Output every line of all the items below as a JSON list of strings, one string per line, with blank lines skipped and the pictures left out.

Extracted records
---*---
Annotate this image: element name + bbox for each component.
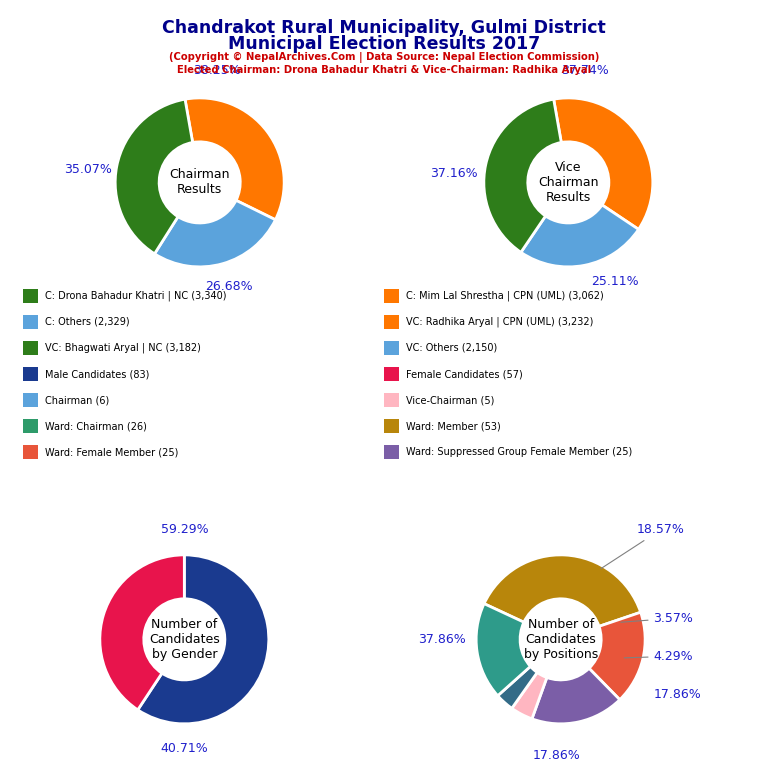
Wedge shape <box>137 554 269 723</box>
Text: Ward: Suppressed Group Female Member (25): Ward: Suppressed Group Female Member (25… <box>406 447 632 458</box>
Wedge shape <box>521 205 638 266</box>
Text: 35.07%: 35.07% <box>65 164 112 176</box>
Text: 3.57%: 3.57% <box>621 612 694 624</box>
Wedge shape <box>185 98 284 220</box>
Wedge shape <box>511 673 547 719</box>
Wedge shape <box>476 604 531 696</box>
Wedge shape <box>100 554 184 710</box>
Text: 37.16%: 37.16% <box>430 167 478 180</box>
Text: 17.86%: 17.86% <box>532 750 581 762</box>
Text: 37.86%: 37.86% <box>419 633 466 646</box>
Wedge shape <box>532 668 620 723</box>
Text: C: Mim Lal Shrestha | CPN (UML) (3,062): C: Mim Lal Shrestha | CPN (UML) (3,062) <box>406 290 603 301</box>
Text: 37.74%: 37.74% <box>561 64 609 77</box>
Text: 4.29%: 4.29% <box>624 650 694 663</box>
Text: VC: Bhagwati Aryal | NC (3,182): VC: Bhagwati Aryal | NC (3,182) <box>45 343 200 353</box>
Text: 26.68%: 26.68% <box>205 280 253 293</box>
Wedge shape <box>115 99 193 253</box>
Text: Number of
Candidates
by Gender: Number of Candidates by Gender <box>149 618 220 660</box>
Text: Number of
Candidates
by Positions: Number of Candidates by Positions <box>524 618 598 660</box>
Text: Female Candidates (57): Female Candidates (57) <box>406 369 522 379</box>
Text: Male Candidates (83): Male Candidates (83) <box>45 369 149 379</box>
Wedge shape <box>484 555 641 627</box>
Text: (Copyright © NepalArchives.Com | Data Source: Nepal Election Commission): (Copyright © NepalArchives.Com | Data So… <box>169 52 599 63</box>
Text: Chandrakot Rural Municipality, Gulmi District: Chandrakot Rural Municipality, Gulmi Dis… <box>162 19 606 37</box>
Text: C: Others (2,329): C: Others (2,329) <box>45 316 129 327</box>
Text: 38.25%: 38.25% <box>193 64 240 77</box>
Text: Municipal Election Results 2017: Municipal Election Results 2017 <box>228 35 540 52</box>
Text: 17.86%: 17.86% <box>654 688 701 700</box>
Text: 18.57%: 18.57% <box>601 523 684 568</box>
Text: Vice-Chairman (5): Vice-Chairman (5) <box>406 395 494 406</box>
Text: Ward: Female Member (25): Ward: Female Member (25) <box>45 447 178 458</box>
Wedge shape <box>484 99 561 253</box>
Wedge shape <box>554 98 653 230</box>
Text: Vice
Chairman
Results: Vice Chairman Results <box>538 161 598 204</box>
Text: 25.11%: 25.11% <box>591 276 639 288</box>
Text: Elected Chairman: Drona Bahadur Khatri & Vice-Chairman: Radhika Aryal: Elected Chairman: Drona Bahadur Khatri &… <box>177 65 591 74</box>
Wedge shape <box>589 612 645 700</box>
Text: Chairman (6): Chairman (6) <box>45 395 109 406</box>
Text: 59.29%: 59.29% <box>161 523 208 536</box>
Text: VC: Others (2,150): VC: Others (2,150) <box>406 343 497 353</box>
Text: Ward: Chairman (26): Ward: Chairman (26) <box>45 421 147 432</box>
Text: Chairman
Results: Chairman Results <box>170 168 230 197</box>
Text: 40.71%: 40.71% <box>161 743 208 756</box>
Text: VC: Radhika Aryal | CPN (UML) (3,232): VC: Radhika Aryal | CPN (UML) (3,232) <box>406 316 593 327</box>
Text: C: Drona Bahadur Khatri | NC (3,340): C: Drona Bahadur Khatri | NC (3,340) <box>45 290 226 301</box>
Wedge shape <box>498 667 537 708</box>
Text: Ward: Member (53): Ward: Member (53) <box>406 421 500 432</box>
Wedge shape <box>154 200 276 266</box>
---*---
» EXERCISE RESULT:
[
  "Annotate this image: element name + bbox for each component.",
  "Wedge shape <box>137 554 269 723</box>",
  "Text: Ward: Suppressed Group Female Member (25): Ward: Suppressed Group Female Member (25… <box>406 447 632 458</box>",
  "Wedge shape <box>521 205 638 266</box>",
  "Text: 35.07%: 35.07% <box>65 164 112 176</box>",
  "Text: 3.57%: 3.57% <box>621 612 694 624</box>",
  "Wedge shape <box>185 98 284 220</box>",
  "Wedge shape <box>511 673 547 719</box>",
  "Wedge shape <box>476 604 531 696</box>",
  "Wedge shape <box>100 554 184 710</box>",
  "Text: 37.16%: 37.16% <box>430 167 478 180</box>",
  "Text: 17.86%: 17.86% <box>532 750 581 762</box>",
  "Text: 37.86%: 37.86% <box>419 633 466 646</box>",
  "Wedge shape <box>532 668 620 723</box>",
  "Text: C: Mim Lal Shrestha | CPN (UML) (3,062): C: Mim Lal Shrestha | CPN (UML) (3,062) <box>406 290 603 301</box>",
  "Text: 37.74%: 37.74% <box>561 64 609 77</box>",
  "Text: 4.29%: 4.29% <box>624 650 694 663</box>",
  "Text: VC: Bhagwati Aryal | NC (3,182): VC: Bhagwati Aryal | NC (3,182) <box>45 343 200 353</box>",
  "Text: 26.68%: 26.68% <box>205 280 253 293</box>",
  "Wedge shape <box>115 99 193 253</box>",
  "Text: Number of",
  "Candidates",
  "by Gender: Number of Candidates by Gender <box>149 618 220 660</box>",
  "Text: Number of",
  "Candidates",
  "by Positions: Number of Candidates by Positions <box>524 618 598 660</box>",
  "Text: Female Candidates (57): Female Candidates (57) <box>406 369 522 379</box>",
  "Text: Male Candidates (83): Male Candidates (83) <box>45 369 149 379</box>",
  "Wedge shape <box>484 555 641 627</box>",
  "Text: (Copyright © NepalArchives.Com | Data Source: Nepal Election Commission): (Copyright © NepalArchives.Com | Data So… <box>169 52 599 63</box>",
  "Text: Chandrakot Rural Municipality, Gulmi District: Chandrakot Rural Municipality, Gulmi Dis… <box>162 19 606 37</box>",
  "Text: C: Others (2,329): C: Others (2,329) <box>45 316 129 327</box>",
  "Text: 38.25%: 38.25% <box>193 64 240 77</box>",
  "Text: Municipal Election Results 2017: Municipal Election Results 2017 <box>228 35 540 52</box>",
  "Text: 17.86%: 17.86% <box>654 688 701 700</box>",
  "Text: 18.57%: 18.57% <box>601 523 684 568</box>",
  "Text: Vice-Chairman (5): Vice-Chairman (5) <box>406 395 494 406</box>",
  "Text: Ward: Female Member (25): Ward: Female Member (25) <box>45 447 178 458</box>",
  "Wedge shape <box>484 99 561 253</box>",
  "Wedge shape <box>554 98 653 230</box>",
  "Text: Vice",
  "Chairman",
  "Results: Vice Chairman Results <box>538 161 598 204</box>",
  "Text: 25.11%: 25.11% <box>591 276 639 288</box>",
  "Text: Elected Chairman: Drona Bahadur Khatri & Vice-Chairman: Radhika Aryal: Elected Chairman: Drona Bahadur Khatri &… <box>177 65 591 74</box>",
  "Wedge shape <box>589 612 645 700</box>",
  "Text: Chairman (6): Chairman (6) <box>45 395 109 406</box>",
  "Text: 59.29%: 59.29% <box>161 523 208 536</box>",
  "Text: VC: Others (2,150): VC: Others (2,150) <box>406 343 497 353</box>",
  "Text: Ward: Chairman (26): Ward: Chairman (26) <box>45 421 147 432</box>",
  "Text: Chairman",
  "Results: Chairman Results <box>170 168 230 197</box>",
  "Text: 40.71%: 40.71% <box>161 743 208 756</box>",
  "Text: VC: Radhika Aryal | CPN (UML) (3,232): VC: Radhika Aryal | CPN (UML) (3,232) <box>406 316 593 327</box>",
  "Text: C: Drona Bahadur Khatri | NC (3,340): C: Drona Bahadur Khatri | NC (3,340) <box>45 290 226 301</box>",
  "Wedge shape <box>498 667 537 708</box>",
  "Text: Ward: Member (53): Ward: Member (53) <box>406 421 500 432</box>",
  "Wedge shape <box>154 200 276 266</box>"
]